::: 原文 :::

1、a组织样本：
迅速将新鲜的组织切成合适的大小，在液氮中充分研磨后加裂解液裂解，或直接加入裂解液后用匀浆器匀浆。每30-50mg组织加1ml trizol。
2、b全血样品：
加入3-5倍体积的红细胞裂解液到血样中，室温孵育10min，室温3500rpm离心6min。弃上清，原每2-3ml全血样品加1ml trizol。
3、c细胞样品：
悬浮液中生长的细胞，通过离心收集细胞后，每1×105〜106细胞加入1ml trizol，移液器吹打混匀，直接裂解或-80℃储存一个月。贴壁生长的细胞，有两种处理方法。一种是移除培养基后，将1ml trizol直接加入直径3.5cm的培养皿中裂解细胞。或是先用胰蛋白酶将贴壁细胞消化下来并收集后，再加入1ml trizol进行裂解。（note：加入trizol前, pbs充分洗涤细胞去除残余培养基。）
4.1、 直接法
1）、加入1ml trizol试剂，混匀，冰上孵育10min。

::: 所给材料 :::

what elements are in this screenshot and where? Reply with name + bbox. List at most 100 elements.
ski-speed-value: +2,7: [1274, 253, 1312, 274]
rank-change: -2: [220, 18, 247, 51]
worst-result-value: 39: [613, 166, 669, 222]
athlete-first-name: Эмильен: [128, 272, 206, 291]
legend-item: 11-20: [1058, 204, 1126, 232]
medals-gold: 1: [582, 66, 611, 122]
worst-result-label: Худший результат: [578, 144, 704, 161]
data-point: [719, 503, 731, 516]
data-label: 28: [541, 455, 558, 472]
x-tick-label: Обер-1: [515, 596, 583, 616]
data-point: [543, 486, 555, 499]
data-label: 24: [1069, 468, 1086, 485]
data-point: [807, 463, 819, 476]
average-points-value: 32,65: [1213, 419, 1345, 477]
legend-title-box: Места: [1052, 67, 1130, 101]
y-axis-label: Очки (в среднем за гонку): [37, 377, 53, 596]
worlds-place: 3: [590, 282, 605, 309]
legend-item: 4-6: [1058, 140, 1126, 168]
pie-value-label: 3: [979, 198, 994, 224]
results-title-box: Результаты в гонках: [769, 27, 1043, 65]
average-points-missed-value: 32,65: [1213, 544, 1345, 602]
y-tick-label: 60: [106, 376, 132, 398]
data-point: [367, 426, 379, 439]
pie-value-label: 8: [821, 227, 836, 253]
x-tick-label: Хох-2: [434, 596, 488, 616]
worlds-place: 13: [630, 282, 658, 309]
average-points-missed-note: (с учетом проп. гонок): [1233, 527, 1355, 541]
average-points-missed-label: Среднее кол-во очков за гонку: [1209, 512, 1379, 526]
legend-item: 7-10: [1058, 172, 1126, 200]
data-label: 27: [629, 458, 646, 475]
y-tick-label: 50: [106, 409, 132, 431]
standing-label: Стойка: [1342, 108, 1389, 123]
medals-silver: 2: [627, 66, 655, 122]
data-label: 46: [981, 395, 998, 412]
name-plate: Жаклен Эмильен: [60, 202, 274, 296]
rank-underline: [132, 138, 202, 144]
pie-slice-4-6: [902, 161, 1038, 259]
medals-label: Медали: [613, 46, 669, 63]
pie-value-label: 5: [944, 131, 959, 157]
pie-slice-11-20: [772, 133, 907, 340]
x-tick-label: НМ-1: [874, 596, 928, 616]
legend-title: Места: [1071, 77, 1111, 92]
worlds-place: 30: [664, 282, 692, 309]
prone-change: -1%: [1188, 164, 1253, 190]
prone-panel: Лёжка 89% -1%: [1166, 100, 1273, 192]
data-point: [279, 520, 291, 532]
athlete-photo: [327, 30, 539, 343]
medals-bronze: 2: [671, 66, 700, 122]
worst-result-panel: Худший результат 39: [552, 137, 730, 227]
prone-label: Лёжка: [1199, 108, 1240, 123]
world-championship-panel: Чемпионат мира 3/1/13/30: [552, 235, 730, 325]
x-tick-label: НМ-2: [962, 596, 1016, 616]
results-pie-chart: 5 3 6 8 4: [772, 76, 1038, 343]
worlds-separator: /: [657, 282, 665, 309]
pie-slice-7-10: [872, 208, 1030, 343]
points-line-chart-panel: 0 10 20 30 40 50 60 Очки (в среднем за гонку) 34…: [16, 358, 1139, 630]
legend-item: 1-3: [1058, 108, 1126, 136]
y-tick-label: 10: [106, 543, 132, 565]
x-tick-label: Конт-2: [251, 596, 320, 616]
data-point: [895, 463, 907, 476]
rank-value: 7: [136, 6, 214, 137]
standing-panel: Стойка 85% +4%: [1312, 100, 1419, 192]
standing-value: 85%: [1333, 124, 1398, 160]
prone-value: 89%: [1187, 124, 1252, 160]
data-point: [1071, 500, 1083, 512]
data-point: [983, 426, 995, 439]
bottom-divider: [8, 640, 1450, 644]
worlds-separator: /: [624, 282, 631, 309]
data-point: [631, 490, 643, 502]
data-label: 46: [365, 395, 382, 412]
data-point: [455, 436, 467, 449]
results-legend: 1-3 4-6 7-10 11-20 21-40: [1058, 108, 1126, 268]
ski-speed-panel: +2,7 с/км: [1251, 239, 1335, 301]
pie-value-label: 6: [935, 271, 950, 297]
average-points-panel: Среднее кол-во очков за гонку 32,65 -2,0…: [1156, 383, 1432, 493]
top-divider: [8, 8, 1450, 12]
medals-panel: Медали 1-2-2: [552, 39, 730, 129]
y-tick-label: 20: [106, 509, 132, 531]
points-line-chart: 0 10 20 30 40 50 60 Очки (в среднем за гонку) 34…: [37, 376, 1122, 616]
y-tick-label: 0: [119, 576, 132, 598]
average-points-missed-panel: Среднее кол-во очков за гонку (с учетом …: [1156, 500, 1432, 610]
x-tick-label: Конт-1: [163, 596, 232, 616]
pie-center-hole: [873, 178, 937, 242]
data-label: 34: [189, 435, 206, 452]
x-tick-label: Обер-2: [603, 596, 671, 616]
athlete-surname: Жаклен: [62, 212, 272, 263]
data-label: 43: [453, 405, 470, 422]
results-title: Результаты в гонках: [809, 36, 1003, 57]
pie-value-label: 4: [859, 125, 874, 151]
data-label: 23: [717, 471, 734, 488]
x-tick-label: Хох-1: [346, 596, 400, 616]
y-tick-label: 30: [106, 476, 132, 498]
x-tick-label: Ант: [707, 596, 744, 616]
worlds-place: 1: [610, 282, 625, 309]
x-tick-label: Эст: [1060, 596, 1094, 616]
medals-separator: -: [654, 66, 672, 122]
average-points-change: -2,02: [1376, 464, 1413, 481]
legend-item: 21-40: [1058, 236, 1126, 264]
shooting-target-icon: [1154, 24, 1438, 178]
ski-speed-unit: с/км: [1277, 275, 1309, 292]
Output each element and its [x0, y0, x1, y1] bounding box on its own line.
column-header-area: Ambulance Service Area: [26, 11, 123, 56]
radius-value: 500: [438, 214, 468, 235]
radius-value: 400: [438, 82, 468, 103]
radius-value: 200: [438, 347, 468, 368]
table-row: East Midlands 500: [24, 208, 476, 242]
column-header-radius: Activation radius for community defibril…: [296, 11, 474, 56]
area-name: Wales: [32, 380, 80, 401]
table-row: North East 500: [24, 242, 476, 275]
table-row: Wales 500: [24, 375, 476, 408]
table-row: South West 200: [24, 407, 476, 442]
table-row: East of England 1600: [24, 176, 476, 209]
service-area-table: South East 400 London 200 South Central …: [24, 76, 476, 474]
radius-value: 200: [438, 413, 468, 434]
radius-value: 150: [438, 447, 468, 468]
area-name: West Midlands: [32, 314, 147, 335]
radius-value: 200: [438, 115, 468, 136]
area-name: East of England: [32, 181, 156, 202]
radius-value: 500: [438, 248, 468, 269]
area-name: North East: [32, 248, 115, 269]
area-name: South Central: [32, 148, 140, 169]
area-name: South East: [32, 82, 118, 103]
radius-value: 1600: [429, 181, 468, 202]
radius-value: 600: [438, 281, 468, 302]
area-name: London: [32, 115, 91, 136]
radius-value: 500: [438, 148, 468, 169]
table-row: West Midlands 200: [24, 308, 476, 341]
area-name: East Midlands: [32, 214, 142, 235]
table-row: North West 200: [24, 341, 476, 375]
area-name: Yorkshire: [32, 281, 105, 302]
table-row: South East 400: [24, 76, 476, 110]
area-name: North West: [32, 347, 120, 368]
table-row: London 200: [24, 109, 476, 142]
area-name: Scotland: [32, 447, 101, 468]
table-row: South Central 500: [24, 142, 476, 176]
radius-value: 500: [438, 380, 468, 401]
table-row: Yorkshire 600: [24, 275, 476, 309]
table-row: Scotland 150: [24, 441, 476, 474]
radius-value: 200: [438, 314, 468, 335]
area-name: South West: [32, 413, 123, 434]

:::

在原文的细胞样品处理中，加入trizol之前为什么要先用pbs充分洗涤细胞？

为了去除残余的培养基。